-- start of Entries supplied --

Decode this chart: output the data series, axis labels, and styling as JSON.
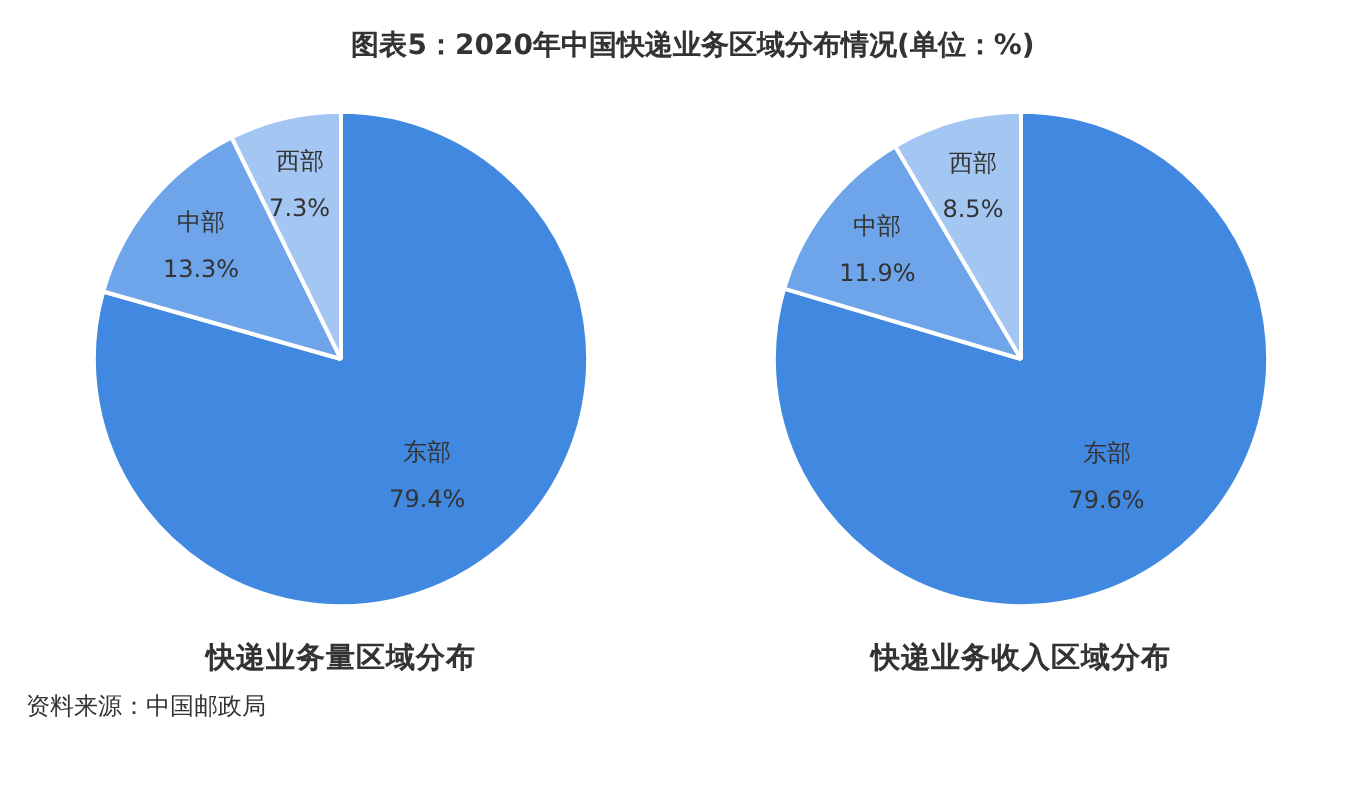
{
  "chart_data": [
    {
      "type": "pie",
      "title": "图表5：2020年中国快递业务区域分布情况(单位：%)",
      "xlabel": "快递业务量区域分布",
      "categories": [
        "东部",
        "中部",
        "西部"
      ],
      "values": [
        79.4,
        13.3,
        7.3
      ],
      "value_labels": [
        "79.4%",
        "13.3%",
        "7.3%"
      ],
      "colors": [
        "#4189e0",
        "#6ea4ea",
        "#a4c6f2"
      ],
      "annotations": [
        "资料来源：中国邮政局"
      ]
    },
    {
      "type": "pie",
      "xlabel": "快递业务收入区域分布",
      "categories": [
        "东部",
        "中部",
        "西部"
      ],
      "values": [
        79.6,
        11.9,
        8.5
      ],
      "value_labels": [
        "79.6%",
        "11.9%",
        "8.5%"
      ],
      "colors": [
        "#4189e0",
        "#6ea4ea",
        "#a4c6f2"
      ]
    }
  ]
}
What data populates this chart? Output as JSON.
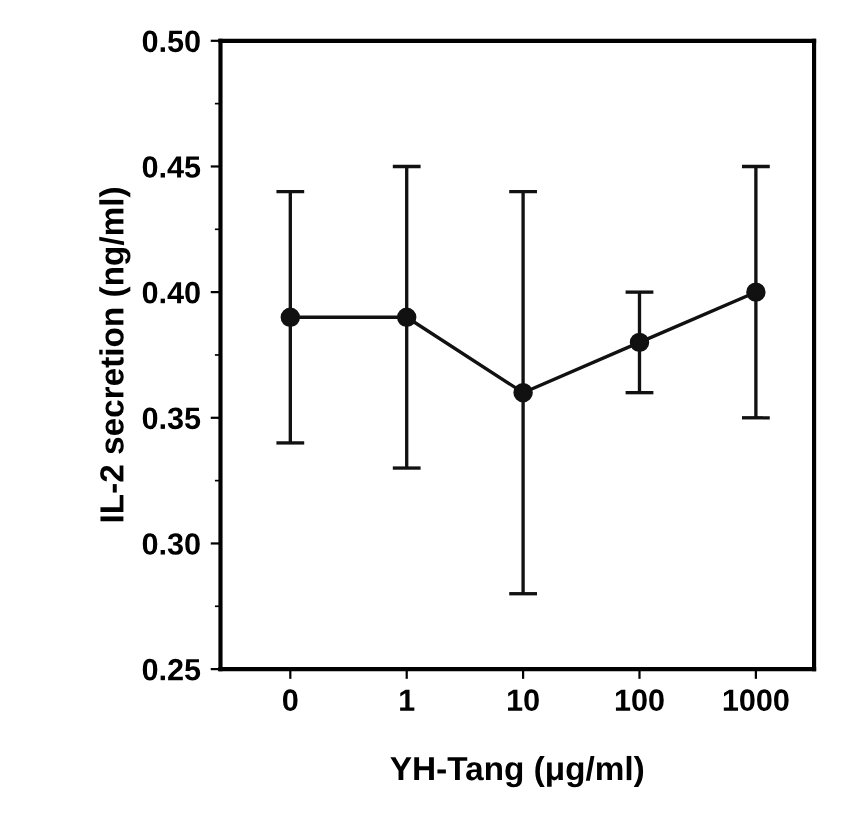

-- end of Entries supplied --

# Work instructions
Copy all lines from the material that contain "JSON".

# Result for this task
Decode this chart: output the data series, axis labels, and styling as JSON.
What data populates this chart? Output as JSON.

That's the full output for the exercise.